Entries from a dataset:
────

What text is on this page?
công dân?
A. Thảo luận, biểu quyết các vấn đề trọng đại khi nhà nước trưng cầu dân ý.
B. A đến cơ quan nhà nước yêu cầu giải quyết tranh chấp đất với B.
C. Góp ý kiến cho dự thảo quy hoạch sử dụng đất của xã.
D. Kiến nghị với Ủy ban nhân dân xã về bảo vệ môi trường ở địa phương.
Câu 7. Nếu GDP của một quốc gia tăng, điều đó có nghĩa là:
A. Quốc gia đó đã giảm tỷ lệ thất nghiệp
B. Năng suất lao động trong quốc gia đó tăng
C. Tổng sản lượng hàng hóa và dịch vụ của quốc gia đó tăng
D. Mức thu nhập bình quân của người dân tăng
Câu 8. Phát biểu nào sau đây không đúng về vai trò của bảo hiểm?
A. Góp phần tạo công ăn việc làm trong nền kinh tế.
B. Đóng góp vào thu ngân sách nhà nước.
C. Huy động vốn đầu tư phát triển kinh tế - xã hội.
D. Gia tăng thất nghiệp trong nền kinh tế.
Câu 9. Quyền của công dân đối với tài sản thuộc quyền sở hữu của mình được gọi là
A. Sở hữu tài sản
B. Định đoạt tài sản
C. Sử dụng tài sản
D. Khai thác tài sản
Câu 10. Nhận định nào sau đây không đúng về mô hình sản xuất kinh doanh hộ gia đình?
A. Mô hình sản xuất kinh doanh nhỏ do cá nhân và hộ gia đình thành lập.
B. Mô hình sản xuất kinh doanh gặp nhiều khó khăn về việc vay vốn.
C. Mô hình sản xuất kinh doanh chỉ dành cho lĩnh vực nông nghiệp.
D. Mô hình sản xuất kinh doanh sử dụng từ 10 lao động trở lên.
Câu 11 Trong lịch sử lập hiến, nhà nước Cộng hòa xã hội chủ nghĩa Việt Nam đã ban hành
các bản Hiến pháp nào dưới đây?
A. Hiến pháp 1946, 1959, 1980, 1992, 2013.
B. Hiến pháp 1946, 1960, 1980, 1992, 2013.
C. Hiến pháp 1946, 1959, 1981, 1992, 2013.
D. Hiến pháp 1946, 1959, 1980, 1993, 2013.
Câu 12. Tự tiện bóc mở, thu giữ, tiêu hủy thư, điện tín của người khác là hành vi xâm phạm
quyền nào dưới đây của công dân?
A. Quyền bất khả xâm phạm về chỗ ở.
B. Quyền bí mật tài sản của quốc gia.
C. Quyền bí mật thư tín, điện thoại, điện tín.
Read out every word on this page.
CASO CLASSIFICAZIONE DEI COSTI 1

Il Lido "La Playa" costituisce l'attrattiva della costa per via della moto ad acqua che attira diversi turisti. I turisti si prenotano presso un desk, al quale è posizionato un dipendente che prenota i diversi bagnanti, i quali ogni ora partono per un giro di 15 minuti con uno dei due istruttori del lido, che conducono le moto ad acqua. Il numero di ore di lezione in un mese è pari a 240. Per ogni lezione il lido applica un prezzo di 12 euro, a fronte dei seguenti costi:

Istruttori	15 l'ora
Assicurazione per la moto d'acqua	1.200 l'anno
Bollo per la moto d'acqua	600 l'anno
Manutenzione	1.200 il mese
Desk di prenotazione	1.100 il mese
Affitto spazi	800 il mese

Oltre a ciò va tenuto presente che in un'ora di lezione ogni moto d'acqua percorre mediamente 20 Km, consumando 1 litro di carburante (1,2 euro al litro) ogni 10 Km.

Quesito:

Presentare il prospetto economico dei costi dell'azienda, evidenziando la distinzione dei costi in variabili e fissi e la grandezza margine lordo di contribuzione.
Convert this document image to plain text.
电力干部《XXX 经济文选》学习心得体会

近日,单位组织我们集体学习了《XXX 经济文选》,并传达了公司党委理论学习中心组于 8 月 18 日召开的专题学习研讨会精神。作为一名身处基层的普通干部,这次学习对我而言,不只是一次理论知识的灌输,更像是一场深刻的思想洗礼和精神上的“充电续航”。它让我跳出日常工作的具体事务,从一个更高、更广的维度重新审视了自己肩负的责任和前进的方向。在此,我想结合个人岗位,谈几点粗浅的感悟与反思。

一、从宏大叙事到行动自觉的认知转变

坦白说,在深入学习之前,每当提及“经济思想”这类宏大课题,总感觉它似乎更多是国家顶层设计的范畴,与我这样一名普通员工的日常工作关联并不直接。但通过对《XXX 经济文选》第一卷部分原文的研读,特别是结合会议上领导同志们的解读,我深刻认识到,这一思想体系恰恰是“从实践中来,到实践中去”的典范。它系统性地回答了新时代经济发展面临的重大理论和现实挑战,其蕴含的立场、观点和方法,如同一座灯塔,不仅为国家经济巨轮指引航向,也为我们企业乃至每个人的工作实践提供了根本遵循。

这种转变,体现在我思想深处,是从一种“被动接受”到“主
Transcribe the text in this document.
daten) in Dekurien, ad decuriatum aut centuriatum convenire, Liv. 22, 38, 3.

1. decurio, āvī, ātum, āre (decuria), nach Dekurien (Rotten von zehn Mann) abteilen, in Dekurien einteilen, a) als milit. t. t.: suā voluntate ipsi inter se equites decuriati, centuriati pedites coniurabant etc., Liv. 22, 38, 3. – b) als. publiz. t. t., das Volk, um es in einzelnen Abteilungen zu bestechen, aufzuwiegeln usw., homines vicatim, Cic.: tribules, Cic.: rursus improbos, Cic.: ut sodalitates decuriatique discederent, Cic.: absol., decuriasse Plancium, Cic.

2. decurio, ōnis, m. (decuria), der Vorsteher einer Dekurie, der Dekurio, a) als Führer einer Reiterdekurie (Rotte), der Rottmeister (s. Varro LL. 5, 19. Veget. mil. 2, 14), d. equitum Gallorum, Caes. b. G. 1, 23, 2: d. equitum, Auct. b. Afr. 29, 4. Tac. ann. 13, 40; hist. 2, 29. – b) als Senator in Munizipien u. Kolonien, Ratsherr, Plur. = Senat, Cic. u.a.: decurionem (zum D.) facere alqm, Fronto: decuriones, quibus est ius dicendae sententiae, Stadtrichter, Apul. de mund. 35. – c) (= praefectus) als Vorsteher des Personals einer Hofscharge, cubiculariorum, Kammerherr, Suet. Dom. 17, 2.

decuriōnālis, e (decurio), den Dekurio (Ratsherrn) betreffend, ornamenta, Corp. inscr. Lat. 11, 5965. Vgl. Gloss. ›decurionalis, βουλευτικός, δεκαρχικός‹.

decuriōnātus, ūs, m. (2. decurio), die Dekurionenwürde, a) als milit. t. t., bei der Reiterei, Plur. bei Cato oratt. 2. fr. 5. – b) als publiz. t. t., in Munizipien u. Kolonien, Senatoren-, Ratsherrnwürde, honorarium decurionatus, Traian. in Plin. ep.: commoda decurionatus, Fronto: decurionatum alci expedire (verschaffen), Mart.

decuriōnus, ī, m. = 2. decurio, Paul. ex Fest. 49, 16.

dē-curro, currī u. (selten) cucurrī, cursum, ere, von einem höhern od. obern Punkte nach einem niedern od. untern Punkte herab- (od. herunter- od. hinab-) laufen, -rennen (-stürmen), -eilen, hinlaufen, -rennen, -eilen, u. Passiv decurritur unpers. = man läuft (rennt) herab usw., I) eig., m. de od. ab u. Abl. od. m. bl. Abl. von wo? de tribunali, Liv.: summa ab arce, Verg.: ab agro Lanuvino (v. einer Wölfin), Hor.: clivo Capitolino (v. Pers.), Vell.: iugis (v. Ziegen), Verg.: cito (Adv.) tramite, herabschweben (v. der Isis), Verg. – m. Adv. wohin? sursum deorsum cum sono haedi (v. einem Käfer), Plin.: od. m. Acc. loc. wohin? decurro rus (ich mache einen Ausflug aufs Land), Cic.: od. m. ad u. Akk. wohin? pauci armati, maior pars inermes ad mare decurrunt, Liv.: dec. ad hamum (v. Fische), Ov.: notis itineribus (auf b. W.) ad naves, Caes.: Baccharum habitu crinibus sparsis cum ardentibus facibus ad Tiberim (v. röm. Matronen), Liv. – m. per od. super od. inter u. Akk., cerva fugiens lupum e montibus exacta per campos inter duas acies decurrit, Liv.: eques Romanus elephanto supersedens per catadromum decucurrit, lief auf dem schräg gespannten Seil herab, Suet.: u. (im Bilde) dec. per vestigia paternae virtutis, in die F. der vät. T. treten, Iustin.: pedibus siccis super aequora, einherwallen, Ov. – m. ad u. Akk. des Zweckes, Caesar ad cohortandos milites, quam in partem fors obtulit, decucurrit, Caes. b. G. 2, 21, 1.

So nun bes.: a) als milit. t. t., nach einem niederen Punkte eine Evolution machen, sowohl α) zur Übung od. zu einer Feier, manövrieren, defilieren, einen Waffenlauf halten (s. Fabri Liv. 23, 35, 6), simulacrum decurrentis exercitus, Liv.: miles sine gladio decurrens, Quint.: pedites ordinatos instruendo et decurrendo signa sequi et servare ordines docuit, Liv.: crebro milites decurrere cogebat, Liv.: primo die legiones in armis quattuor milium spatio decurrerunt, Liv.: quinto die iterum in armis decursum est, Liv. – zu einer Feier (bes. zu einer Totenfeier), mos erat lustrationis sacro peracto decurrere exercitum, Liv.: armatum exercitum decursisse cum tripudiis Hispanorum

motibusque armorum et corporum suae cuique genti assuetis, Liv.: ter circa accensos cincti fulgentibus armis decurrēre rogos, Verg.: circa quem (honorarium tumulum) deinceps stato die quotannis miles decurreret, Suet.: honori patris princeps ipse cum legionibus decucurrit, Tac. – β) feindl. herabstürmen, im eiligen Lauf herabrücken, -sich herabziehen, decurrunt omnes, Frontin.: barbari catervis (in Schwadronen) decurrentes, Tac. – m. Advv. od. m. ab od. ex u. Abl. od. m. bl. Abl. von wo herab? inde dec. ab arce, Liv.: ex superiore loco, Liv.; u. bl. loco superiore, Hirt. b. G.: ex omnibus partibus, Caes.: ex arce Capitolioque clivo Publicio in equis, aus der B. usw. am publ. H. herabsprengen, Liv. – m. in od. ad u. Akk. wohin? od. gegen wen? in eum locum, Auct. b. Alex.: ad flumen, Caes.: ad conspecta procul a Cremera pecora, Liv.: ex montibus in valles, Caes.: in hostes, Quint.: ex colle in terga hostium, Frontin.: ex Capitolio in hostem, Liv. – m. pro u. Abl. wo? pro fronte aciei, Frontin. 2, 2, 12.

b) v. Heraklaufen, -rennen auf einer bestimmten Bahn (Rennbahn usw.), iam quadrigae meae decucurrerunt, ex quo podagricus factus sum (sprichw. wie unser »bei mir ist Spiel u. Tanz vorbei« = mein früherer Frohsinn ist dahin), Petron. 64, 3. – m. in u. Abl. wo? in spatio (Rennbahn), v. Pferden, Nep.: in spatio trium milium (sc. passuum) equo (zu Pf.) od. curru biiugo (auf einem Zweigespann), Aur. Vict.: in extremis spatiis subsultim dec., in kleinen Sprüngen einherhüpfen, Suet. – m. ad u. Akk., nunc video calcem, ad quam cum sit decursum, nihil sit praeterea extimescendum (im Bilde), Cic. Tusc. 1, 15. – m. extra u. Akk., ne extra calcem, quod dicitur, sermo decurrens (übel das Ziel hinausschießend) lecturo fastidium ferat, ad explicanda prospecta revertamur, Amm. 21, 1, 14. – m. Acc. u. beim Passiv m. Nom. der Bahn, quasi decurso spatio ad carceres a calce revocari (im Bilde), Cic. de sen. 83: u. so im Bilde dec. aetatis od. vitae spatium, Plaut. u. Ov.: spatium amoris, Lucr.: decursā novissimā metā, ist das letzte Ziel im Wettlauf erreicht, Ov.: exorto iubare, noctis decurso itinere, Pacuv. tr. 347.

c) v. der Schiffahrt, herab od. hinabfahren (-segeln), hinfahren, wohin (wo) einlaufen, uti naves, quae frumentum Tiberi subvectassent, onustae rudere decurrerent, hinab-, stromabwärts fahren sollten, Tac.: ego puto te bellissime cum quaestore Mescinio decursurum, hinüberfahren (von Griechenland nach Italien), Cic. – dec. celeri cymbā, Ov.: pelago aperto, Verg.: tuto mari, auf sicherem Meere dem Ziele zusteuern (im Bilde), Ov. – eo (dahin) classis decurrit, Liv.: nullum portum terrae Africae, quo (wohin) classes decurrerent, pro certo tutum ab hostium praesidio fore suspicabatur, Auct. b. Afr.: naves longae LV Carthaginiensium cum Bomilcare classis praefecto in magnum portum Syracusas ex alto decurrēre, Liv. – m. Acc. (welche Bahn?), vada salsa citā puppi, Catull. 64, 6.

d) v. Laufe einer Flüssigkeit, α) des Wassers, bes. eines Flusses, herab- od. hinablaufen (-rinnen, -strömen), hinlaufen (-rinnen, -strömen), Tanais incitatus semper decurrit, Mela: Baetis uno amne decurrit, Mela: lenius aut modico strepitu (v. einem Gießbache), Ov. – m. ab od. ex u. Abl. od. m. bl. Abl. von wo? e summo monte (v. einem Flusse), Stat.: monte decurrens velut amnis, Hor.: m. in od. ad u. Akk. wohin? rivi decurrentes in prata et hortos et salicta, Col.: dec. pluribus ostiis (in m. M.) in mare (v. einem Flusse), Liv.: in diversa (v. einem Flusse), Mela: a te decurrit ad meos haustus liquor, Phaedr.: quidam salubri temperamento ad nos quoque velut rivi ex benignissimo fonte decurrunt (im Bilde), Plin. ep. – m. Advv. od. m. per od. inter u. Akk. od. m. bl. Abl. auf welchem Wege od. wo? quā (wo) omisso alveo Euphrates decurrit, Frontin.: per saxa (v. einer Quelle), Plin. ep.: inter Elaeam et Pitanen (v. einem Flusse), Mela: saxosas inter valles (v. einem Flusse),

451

────

Prompt: Show all lines in the entries above where the string "xuất" appears.

Result for this exercise:
Câu 10. Nhận định nào sau đây không đúng về mô hình sản xuất kinh doanh hộ gia đình?
A. Mô hình sản xuất kinh doanh nhỏ do cá nhân và hộ gia đình thành lập.
B. Mô hình sản xuất kinh doanh gặp nhiều khó khăn về việc vay vốn.
C. Mô hình sản xuất kinh doanh chỉ dành cho lĩnh vực nông nghiệp.
D. Mô hình sản xuất kinh doanh sử dụng từ 10 lao động trở lên.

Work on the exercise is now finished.